TASK BRIEF. Please copy the listing below word for word, from its first line through the line containing "311, 256, 351]", inclusive.

SUPPLIED RECORDS.

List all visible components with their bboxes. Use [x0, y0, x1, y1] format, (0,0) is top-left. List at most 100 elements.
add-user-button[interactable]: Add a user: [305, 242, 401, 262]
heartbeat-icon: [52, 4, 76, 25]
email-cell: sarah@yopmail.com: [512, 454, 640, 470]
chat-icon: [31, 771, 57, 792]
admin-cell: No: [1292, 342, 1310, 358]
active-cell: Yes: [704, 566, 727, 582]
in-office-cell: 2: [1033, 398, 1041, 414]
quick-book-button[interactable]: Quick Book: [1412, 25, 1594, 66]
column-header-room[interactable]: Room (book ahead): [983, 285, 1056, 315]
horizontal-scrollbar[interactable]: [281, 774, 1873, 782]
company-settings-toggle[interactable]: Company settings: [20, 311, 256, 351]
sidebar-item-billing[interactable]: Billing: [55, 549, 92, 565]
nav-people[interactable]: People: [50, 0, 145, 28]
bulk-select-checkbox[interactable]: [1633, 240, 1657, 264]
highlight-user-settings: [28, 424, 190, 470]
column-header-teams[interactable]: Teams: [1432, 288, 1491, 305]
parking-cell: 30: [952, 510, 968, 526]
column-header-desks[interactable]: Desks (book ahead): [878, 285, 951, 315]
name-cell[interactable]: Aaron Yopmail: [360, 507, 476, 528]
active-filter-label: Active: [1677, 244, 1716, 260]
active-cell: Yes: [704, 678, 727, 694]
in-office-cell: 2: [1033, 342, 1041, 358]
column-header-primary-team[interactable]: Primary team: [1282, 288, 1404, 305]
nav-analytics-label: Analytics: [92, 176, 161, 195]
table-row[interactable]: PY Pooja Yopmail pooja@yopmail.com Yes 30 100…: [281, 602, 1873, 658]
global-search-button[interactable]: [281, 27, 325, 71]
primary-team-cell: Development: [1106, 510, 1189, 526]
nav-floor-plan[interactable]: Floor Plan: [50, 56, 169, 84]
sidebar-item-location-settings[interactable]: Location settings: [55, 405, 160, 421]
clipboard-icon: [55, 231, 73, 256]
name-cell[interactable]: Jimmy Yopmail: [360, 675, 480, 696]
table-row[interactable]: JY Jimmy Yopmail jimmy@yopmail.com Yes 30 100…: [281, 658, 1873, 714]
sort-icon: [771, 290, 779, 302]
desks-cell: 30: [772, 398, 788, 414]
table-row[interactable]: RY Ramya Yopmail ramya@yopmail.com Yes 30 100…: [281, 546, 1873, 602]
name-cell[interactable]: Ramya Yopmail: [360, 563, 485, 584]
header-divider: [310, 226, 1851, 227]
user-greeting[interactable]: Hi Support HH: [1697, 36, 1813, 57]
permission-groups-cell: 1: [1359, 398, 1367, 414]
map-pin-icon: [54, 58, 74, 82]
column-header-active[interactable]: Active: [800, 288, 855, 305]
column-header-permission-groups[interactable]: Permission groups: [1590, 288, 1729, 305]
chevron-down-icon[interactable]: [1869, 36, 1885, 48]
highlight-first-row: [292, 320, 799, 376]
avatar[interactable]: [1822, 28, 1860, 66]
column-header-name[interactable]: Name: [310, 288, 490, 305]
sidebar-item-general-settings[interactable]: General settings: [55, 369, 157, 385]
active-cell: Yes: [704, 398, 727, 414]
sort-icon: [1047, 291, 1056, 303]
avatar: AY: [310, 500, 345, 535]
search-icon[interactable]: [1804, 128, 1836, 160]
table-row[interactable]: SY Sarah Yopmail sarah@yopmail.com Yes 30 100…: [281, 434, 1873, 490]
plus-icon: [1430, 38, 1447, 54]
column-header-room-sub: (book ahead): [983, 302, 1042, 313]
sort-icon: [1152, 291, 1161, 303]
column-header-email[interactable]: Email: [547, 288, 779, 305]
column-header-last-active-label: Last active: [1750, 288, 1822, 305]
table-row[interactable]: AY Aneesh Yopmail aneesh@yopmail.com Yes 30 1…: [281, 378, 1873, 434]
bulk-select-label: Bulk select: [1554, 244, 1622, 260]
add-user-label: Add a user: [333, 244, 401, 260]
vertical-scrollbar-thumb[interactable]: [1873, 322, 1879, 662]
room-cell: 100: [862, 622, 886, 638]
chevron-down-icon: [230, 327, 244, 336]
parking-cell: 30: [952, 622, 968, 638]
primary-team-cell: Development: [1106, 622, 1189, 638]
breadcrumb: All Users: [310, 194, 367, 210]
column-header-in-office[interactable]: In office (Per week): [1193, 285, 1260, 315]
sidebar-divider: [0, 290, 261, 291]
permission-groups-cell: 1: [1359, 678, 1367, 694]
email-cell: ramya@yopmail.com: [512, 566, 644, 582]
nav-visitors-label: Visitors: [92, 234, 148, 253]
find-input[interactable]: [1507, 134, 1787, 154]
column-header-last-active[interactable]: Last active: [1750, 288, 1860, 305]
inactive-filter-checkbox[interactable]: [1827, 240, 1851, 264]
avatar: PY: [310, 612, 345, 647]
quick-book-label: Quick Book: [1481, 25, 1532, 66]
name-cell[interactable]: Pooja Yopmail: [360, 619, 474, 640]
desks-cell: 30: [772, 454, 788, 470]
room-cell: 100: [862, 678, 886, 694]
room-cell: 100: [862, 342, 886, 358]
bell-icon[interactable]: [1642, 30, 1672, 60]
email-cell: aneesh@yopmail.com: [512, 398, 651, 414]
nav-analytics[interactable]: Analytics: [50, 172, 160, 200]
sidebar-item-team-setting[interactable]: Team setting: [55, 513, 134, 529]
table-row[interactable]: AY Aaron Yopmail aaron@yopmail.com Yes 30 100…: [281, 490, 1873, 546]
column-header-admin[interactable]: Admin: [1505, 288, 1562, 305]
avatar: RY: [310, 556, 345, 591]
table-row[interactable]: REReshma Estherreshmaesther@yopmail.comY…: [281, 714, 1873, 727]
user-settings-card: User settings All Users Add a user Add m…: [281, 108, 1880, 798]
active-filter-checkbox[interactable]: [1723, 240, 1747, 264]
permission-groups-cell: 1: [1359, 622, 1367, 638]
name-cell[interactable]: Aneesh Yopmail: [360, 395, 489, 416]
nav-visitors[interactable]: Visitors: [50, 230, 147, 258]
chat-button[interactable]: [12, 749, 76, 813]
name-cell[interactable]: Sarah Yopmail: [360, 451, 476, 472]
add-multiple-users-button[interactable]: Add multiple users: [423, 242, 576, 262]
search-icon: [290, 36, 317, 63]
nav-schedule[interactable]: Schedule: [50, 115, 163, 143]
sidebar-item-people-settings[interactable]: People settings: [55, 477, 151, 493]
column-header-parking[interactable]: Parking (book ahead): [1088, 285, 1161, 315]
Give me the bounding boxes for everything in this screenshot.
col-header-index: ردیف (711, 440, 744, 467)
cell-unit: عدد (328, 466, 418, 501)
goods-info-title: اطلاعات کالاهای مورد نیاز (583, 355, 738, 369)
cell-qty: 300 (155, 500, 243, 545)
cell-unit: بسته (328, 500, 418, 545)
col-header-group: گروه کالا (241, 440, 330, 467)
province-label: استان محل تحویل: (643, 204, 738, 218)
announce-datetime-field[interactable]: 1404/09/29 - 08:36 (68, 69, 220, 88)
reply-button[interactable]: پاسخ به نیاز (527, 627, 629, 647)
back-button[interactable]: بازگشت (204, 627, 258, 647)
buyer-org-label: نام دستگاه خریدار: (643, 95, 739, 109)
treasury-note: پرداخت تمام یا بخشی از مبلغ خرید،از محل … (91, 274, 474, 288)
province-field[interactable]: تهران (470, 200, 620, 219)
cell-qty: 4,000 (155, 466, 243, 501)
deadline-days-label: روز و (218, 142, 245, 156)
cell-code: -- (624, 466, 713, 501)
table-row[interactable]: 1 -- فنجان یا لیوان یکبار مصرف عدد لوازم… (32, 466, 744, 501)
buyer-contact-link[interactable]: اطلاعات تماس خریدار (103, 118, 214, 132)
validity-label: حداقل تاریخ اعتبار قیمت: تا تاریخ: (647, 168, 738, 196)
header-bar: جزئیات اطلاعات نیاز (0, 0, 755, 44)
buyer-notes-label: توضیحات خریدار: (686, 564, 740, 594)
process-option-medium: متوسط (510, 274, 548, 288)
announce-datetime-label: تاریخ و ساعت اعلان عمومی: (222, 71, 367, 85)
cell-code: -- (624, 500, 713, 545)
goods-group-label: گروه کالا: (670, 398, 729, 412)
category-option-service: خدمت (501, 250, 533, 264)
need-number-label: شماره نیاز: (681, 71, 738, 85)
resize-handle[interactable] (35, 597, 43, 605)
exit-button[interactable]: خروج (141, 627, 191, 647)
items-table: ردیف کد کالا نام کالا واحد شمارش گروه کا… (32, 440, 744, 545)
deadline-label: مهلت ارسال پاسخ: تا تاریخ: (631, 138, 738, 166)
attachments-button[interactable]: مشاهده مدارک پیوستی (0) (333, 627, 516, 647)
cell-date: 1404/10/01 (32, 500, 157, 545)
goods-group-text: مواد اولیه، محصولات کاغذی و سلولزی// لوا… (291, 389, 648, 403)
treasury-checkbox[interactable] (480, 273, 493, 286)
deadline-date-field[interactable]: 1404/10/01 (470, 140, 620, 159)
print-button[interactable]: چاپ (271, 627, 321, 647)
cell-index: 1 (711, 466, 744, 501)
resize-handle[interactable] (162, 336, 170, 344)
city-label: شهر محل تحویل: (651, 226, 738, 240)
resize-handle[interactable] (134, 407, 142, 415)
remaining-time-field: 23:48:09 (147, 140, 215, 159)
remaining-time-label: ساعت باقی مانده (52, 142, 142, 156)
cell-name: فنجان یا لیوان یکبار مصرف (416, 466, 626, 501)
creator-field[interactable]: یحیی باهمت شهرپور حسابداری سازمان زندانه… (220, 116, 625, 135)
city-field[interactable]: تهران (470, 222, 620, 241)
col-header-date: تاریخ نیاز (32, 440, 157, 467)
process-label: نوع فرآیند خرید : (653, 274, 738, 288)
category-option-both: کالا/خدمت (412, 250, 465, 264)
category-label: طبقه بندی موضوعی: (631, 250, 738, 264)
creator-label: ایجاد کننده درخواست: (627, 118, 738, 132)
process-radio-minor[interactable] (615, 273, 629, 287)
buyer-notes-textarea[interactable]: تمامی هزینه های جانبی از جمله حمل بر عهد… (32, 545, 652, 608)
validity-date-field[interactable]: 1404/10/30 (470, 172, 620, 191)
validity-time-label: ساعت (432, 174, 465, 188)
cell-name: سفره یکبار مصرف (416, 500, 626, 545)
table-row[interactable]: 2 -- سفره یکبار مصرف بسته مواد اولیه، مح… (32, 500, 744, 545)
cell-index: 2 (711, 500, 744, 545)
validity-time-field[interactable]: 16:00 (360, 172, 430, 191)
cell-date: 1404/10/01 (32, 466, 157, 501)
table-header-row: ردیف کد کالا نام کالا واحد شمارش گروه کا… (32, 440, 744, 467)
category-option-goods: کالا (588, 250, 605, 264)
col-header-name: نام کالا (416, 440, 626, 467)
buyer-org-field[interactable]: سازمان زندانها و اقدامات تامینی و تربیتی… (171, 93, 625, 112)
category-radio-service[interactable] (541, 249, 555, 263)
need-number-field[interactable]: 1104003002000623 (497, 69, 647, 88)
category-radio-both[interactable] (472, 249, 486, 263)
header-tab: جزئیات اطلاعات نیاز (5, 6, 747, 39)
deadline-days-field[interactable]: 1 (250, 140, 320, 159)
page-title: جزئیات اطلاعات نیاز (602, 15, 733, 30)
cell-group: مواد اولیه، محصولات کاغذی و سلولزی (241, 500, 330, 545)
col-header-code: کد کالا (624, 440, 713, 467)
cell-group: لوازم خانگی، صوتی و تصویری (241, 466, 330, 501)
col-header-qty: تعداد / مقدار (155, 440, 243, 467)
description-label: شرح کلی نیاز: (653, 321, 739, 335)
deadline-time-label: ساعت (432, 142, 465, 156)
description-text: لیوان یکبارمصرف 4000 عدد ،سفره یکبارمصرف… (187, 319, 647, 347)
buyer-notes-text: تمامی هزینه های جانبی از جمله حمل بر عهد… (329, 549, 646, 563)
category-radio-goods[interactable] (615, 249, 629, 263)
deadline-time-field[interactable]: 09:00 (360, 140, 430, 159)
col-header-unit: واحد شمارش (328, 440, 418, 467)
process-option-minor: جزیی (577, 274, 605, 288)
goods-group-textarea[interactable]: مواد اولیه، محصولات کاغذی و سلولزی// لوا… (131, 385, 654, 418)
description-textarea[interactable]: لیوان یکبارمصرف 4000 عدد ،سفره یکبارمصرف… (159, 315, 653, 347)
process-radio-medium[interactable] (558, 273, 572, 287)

RESPONSE BELOW.
List all visible components with their bboxes. Use [x0, y0, x1, y1] format, (0,0) is top-left. List at most 100 elements.
add-user-button[interactable]: Add a user: [305, 242, 401, 262]
heartbeat-icon: [52, 4, 76, 25]
email-cell: sarah@yopmail.com: [512, 454, 640, 470]
chat-icon: [31, 771, 57, 792]
admin-cell: No: [1292, 342, 1310, 358]
active-cell: Yes: [704, 566, 727, 582]
in-office-cell: 2: [1033, 398, 1041, 414]
quick-book-button[interactable]: Quick Book: [1412, 25, 1594, 66]
column-header-room[interactable]: Room (book ahead): [983, 285, 1056, 315]
horizontal-scrollbar[interactable]: [281, 774, 1873, 782]
company-settings-toggle[interactable]: Company settings: [20, 311, 256, 351]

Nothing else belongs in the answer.